--- START OF MATERIAL SUPPLIED ---
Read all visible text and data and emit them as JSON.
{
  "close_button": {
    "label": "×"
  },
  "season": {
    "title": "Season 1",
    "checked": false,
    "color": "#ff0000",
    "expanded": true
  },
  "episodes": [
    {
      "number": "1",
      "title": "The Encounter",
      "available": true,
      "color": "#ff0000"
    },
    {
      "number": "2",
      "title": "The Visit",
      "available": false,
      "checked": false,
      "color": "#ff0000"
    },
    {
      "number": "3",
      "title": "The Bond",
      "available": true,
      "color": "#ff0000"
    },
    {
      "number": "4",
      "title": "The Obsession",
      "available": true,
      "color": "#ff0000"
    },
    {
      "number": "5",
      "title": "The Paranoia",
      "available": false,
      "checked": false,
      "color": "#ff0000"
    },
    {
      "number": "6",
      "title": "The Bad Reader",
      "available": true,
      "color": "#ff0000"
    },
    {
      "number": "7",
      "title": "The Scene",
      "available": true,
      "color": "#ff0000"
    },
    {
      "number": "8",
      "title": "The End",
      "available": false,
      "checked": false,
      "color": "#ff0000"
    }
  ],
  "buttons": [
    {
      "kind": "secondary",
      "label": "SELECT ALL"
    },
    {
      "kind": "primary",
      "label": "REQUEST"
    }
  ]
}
--- END OF MATERIAL SUPPLIED ---
* _GIVEN EXERCISE_:
Extract, from the material above, each line holding the word "number".

* _WORKED SOLUTION_:
      "number": "1",
      "number": "2",
      "number": "3",
      "number": "4",
      "number": "5",
      "number": "6",
      "number": "7",
      "number": "8",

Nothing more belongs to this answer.